Exercise description:
Will you extract the entries word for word? Images should not appear in the copy.

Data excerpts
++++++++++++++++++++
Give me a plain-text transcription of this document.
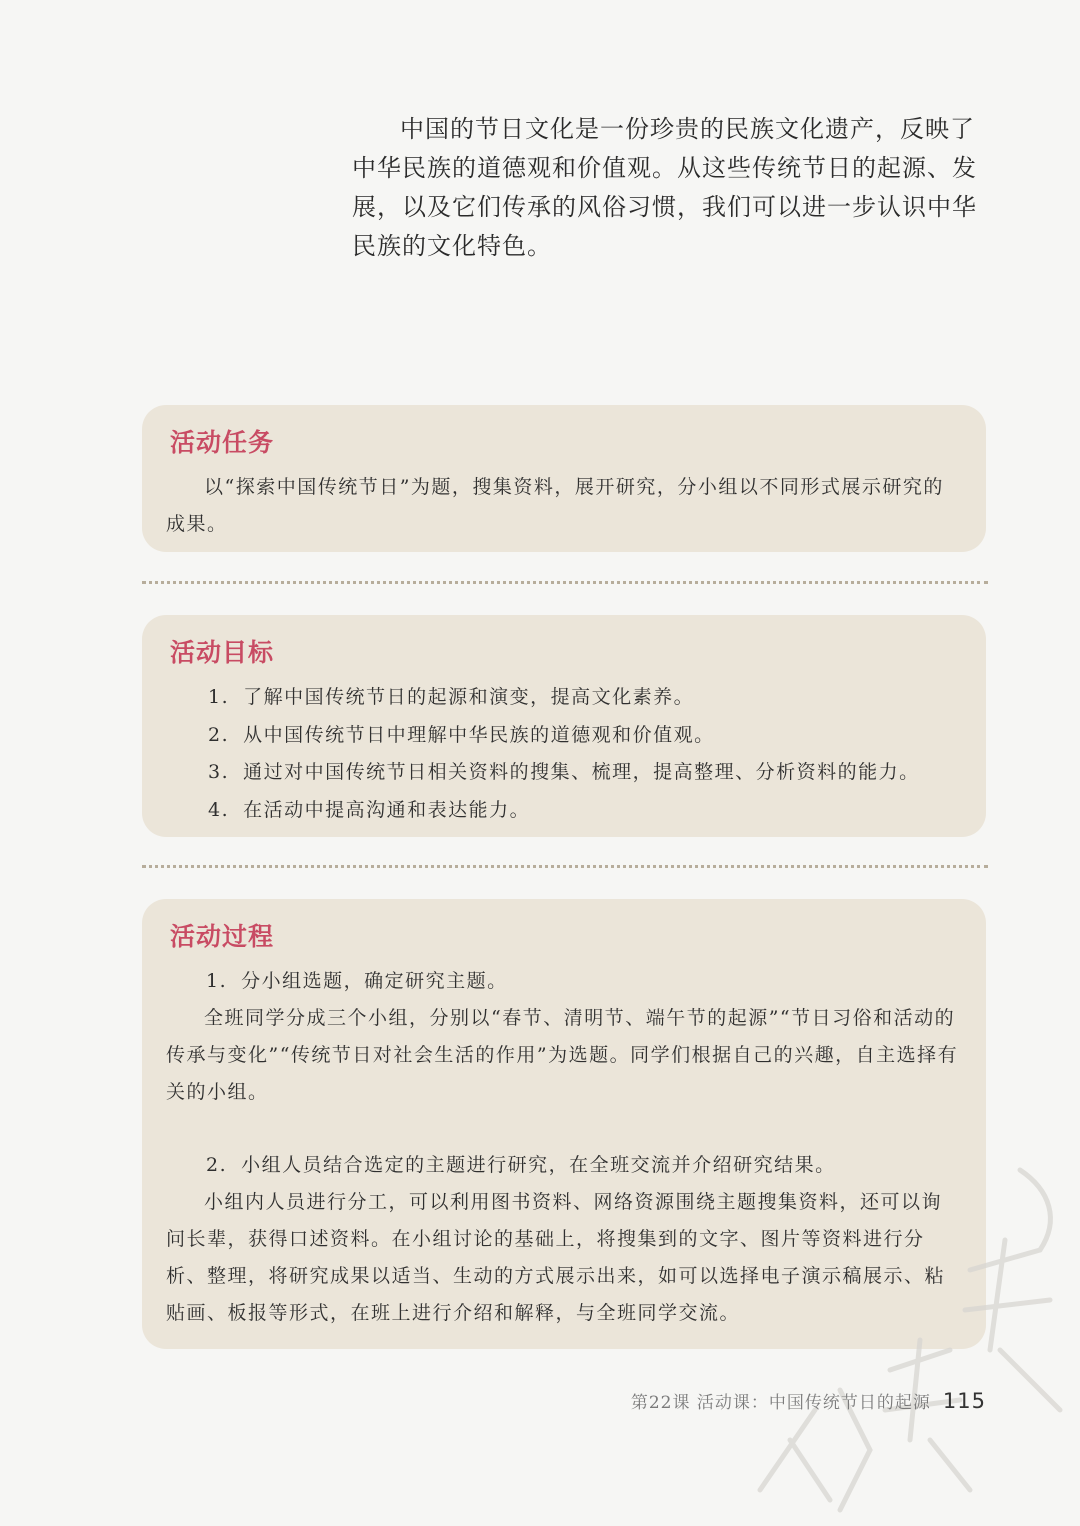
中国的节日文化是一份珍贵的民族文化遗产，反映了中华民族的道德观和价值观。从这些传统节日的起源、发展，以及它们传承的风俗习惯，我们可以进一步认识中华民族的文化特色。

活动任务

以“探索中国传统节日”为题，搜集资料，展开研究，分小组以不同形式展示研究的成果。

活动目标
1. 了解中国传统节日的起源和演变，提高文化素养。
2. 从中国传统节日中理解中华民族的道德观和价值观。
3. 通过对中国传统节日相关资料的搜集、梳理，提高整理、分析资料的能力。
4. 在活动中提高沟通和表达能力。
活动过程
1. 分小组选题，确定研究主题。

全班同学分成三个小组，分别以“春节、清明节、端午节的起源”“节日习俗和活动的传承与变化”“传统节日对社会生活的作用”为选题。同学们根据自己的兴趣，自主选择有关的小组。

2. 小组人员结合选定的主题进行研究，在全班交流并介绍研究结果。

小组内人员进行分工，可以利用图书资料、网络资源围绕主题搜集资料，还可以询问长辈，获得口述资料。在小组讨论的基础上，将搜集到的文字、图片等资料进行分析、整理，将研究成果以适当、生动的方式展示出来，如可以选择电子演示稿展示、粘贴画、板报等形式，在班上进行介绍和解释，与全班同学交流。

第22课 活动课：中国传统节日的起源 115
++++++++++++++++++++
Response to the exercise:
Give me a plain-text transcription of this document.
中国的节日文化是一份珍贵的民族文化遗产，反映了中华民族的道德观和价值观。从这些传统节日的起源、发展，以及它们传承的风俗习惯，我们可以进一步认识中华民族的文化特色。

活动任务

以“探索中国传统节日”为题，搜集资料，展开研究，分小组以不同形式展示研究的成果。

活动目标
1. 了解中国传统节日的起源和演变，提高文化素养。
2. 从中国传统节日中理解中华民族的道德观和价值观。
3. 通过对中国传统节日相关资料的搜集、梳理，提高整理、分析资料的能力。
4. 在活动中提高沟通和表达能力。
活动过程
1. 分小组选题，确定研究主题。

全班同学分成三个小组，分别以“春节、清明节、端午节的起源”“节日习俗和活动的传承与变化”“传统节日对社会生活的作用”为选题。同学们根据自己的兴趣，自主选择有关的小组。

2. 小组人员结合选定的主题进行研究，在全班交流并介绍研究结果。

小组内人员进行分工，可以利用图书资料、网络资源围绕主题搜集资料，还可以询问长辈，获得口述资料。在小组讨论的基础上，将搜集到的文字、图片等资料进行分析、整理，将研究成果以适当、生动的方式展示出来，如可以选择电子演示稿展示、粘贴画、板报等形式，在班上进行介绍和解释，与全班同学交流。

第22课 活动课：中国传统节日的起源 115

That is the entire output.